Nigeria, Trinidad… strengthening cultural bond through tourism

| February 22, 2013 | 0 Comments

THE active participation of a large contingent of Trinidad and Tobago (TT) at the 2012 edition of the Abuja Carnival   was a demonstration of the fact that relations between the Caribbean country and Nigeria are growing fast. Known for their carnival tradition which spans centuries, the interest of TT in the Nigerian carnivals points to the huge potentials   this cultural  product holds for Nigeria and her people.
^^^^^^^^
* **SET TASKS**:
a: Sum up the article on Nigeria and Trinidad and Tobago's cultural ties in two sentences.
b: Print the part of the article on Nigeria and Trinidad and Tobago's cultural ties word for word, starting with "Nigeria, Trinidad… strengthening" and going on through "and her people.".
^^^^^^^^
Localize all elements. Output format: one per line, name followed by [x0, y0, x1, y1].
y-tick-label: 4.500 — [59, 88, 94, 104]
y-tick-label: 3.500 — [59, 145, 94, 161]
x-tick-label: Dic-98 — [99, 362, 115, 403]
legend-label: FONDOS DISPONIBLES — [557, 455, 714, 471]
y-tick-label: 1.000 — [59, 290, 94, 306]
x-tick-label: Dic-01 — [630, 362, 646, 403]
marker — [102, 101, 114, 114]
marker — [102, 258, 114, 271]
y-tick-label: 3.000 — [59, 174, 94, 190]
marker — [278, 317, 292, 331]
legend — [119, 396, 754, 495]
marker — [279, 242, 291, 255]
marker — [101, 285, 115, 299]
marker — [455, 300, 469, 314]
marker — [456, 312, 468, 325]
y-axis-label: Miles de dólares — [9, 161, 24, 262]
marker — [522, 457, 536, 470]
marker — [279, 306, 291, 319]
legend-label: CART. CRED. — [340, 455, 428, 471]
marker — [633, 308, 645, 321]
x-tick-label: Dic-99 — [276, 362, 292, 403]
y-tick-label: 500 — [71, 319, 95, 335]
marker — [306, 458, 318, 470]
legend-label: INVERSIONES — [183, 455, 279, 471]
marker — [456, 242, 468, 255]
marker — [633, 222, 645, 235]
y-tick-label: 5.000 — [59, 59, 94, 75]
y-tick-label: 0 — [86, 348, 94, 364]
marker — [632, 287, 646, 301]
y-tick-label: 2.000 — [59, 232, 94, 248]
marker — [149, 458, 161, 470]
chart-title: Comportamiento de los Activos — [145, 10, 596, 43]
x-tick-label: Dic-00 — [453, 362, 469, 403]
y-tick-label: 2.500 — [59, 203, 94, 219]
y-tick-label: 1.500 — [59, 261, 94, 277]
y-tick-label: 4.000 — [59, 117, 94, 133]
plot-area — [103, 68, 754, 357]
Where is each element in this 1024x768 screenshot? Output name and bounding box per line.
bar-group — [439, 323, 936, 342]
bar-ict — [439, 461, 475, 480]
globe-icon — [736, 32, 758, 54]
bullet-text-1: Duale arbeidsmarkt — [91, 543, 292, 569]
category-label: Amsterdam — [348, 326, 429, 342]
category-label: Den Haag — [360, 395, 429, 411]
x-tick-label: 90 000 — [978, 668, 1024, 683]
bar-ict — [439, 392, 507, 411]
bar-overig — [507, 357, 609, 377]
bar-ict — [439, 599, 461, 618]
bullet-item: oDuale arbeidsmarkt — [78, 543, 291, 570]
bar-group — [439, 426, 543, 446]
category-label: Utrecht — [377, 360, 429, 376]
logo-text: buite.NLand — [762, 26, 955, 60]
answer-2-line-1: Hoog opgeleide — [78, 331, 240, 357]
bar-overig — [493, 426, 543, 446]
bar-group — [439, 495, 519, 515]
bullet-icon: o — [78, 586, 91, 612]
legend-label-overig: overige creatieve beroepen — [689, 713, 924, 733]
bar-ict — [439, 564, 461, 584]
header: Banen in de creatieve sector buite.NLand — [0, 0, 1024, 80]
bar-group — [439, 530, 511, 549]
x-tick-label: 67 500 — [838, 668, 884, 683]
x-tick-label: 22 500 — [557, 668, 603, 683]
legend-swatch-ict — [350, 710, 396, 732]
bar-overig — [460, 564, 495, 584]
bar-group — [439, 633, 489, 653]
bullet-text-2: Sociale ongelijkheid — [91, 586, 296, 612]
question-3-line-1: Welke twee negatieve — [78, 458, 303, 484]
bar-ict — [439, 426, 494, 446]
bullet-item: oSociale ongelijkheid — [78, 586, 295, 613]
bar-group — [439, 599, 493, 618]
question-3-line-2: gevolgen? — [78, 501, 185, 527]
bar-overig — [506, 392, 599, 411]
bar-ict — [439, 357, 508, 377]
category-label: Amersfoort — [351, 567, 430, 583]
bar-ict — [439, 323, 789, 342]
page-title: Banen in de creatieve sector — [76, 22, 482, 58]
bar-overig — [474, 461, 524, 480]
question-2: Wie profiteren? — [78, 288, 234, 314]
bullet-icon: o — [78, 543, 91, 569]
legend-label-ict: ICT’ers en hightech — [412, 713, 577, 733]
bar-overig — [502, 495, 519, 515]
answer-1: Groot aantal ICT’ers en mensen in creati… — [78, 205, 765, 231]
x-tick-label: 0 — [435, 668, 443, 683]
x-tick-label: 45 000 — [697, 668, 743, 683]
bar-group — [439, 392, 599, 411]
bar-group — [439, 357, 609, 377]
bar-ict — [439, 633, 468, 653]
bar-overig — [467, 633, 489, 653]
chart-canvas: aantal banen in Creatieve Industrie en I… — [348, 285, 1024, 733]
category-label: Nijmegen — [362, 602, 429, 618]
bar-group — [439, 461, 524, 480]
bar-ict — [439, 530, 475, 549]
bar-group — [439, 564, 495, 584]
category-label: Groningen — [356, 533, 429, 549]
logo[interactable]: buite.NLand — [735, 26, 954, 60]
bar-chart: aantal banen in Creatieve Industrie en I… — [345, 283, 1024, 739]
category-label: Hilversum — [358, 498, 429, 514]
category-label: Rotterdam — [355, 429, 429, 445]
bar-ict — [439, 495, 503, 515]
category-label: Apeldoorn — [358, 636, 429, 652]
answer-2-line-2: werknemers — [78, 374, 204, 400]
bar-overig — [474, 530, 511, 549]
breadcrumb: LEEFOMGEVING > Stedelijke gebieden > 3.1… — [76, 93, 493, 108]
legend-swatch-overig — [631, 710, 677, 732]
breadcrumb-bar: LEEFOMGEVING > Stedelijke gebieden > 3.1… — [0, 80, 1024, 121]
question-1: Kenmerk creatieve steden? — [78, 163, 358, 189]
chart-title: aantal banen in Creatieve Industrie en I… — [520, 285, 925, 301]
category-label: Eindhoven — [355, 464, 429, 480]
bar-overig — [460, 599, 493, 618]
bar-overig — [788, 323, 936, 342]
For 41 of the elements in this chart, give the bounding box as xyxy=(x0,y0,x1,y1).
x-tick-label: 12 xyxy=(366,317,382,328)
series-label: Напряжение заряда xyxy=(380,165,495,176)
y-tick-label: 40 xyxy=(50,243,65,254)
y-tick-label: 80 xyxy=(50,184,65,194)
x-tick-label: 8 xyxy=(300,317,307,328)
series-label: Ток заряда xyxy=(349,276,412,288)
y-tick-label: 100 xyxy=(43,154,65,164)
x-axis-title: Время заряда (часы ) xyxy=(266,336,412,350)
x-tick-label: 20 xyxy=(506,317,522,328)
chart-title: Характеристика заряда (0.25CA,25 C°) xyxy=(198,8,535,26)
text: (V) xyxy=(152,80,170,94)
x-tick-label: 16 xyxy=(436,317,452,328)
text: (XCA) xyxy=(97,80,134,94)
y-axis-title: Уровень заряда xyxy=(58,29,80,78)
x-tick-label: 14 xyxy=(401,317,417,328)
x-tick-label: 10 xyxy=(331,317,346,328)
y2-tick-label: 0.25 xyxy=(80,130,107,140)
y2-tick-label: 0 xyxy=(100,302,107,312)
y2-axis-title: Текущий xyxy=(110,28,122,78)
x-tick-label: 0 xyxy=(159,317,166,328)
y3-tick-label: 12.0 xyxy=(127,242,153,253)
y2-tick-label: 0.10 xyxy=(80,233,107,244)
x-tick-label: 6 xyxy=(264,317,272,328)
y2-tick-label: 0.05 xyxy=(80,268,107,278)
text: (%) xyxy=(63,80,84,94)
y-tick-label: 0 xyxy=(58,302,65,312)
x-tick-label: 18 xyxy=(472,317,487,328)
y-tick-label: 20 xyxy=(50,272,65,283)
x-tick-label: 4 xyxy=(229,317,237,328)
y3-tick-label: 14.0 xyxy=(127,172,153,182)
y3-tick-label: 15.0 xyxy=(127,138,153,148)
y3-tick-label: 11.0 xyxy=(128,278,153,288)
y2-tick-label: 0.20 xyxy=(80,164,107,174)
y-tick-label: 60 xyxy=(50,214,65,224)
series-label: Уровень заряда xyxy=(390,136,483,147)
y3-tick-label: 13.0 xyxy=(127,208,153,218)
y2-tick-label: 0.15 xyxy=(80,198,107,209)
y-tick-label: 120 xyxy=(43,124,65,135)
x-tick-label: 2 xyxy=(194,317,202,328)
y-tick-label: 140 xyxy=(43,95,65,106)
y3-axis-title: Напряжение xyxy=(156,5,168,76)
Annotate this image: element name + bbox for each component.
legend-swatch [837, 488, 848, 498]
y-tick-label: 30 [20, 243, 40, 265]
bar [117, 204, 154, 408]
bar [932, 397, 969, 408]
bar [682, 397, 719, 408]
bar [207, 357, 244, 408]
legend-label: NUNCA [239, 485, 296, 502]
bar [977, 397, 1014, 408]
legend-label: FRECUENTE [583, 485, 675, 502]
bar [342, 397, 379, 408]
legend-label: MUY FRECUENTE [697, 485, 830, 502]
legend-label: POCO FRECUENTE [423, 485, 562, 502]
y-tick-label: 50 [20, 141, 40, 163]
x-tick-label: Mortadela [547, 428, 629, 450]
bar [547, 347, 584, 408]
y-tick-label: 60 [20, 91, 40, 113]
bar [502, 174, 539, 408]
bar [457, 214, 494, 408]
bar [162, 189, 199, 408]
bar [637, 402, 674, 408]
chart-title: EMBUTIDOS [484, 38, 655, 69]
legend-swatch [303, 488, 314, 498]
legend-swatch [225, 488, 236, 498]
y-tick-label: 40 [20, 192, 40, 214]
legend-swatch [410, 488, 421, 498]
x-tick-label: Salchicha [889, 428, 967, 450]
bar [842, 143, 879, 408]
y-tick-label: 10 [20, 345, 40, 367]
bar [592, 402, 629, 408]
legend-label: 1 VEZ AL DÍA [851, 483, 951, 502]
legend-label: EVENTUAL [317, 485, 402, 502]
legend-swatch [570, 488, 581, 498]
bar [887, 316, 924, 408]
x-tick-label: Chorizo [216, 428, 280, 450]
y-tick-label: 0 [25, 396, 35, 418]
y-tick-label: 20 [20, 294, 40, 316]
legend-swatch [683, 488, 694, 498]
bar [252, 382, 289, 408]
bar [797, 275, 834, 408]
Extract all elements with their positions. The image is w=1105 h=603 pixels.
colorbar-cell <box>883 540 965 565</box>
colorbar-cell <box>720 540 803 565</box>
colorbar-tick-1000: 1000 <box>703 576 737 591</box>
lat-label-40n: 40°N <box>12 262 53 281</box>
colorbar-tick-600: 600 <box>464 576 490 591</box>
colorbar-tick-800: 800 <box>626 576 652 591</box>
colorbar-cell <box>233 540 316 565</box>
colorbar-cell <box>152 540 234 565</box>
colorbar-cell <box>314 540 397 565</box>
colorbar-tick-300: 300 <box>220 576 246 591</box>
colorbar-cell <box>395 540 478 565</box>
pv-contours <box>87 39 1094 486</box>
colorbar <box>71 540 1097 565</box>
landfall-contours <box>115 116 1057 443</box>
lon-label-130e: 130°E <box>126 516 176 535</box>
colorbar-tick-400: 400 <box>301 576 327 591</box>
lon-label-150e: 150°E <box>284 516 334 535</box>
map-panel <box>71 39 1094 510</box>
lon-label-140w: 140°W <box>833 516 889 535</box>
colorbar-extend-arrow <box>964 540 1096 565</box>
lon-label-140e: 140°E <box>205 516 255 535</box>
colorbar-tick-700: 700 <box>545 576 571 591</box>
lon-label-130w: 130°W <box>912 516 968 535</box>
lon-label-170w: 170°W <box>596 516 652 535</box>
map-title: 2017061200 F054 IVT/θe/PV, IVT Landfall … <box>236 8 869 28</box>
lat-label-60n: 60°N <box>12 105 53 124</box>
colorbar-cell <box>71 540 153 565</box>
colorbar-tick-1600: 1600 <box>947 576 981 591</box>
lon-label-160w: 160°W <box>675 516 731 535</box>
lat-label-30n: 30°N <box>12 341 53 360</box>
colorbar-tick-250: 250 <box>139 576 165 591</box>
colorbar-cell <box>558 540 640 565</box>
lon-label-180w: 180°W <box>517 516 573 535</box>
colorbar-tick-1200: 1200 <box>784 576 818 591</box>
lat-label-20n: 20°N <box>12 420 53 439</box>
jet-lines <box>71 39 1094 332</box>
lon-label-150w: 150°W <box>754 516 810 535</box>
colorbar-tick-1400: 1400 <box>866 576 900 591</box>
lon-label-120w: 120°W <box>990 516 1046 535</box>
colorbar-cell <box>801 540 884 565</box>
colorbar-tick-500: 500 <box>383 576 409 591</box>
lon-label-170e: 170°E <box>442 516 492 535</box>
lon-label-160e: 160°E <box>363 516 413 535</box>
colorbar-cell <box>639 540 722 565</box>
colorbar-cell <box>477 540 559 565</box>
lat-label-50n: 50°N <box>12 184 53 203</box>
^^^^^^^^
* **SOLUTIONS BY TASK**:
a: A large group from Trinidad and Tobago took an active part in the 2012 Abuja Carnival, which showed that relations between the Caribbean country and Nigeria are growing fast. Trinidad and Tobago, known for a carnival tradition spanning centuries, has taken an interest in Nigerian carnivals, which points to the huge potential this cultural product holds for Nigeria and its people.

b:
Nigeria, Trinidad… strengthening cultural bond through tourism

| February 22, 2013 | 0 Comments

THE active participation of a large contingent of Trinidad and Tobago (TT) at the 2012 edition of the Abuja Carnival   was a demonstration of the fact that relations between the Caribbean country and Nigeria are growing fast. Known for their carnival tradition which spans centuries, the interest of TT in the Nigerian carnivals points to the huge potentials   this cultural  product holds for Nigeria and her people.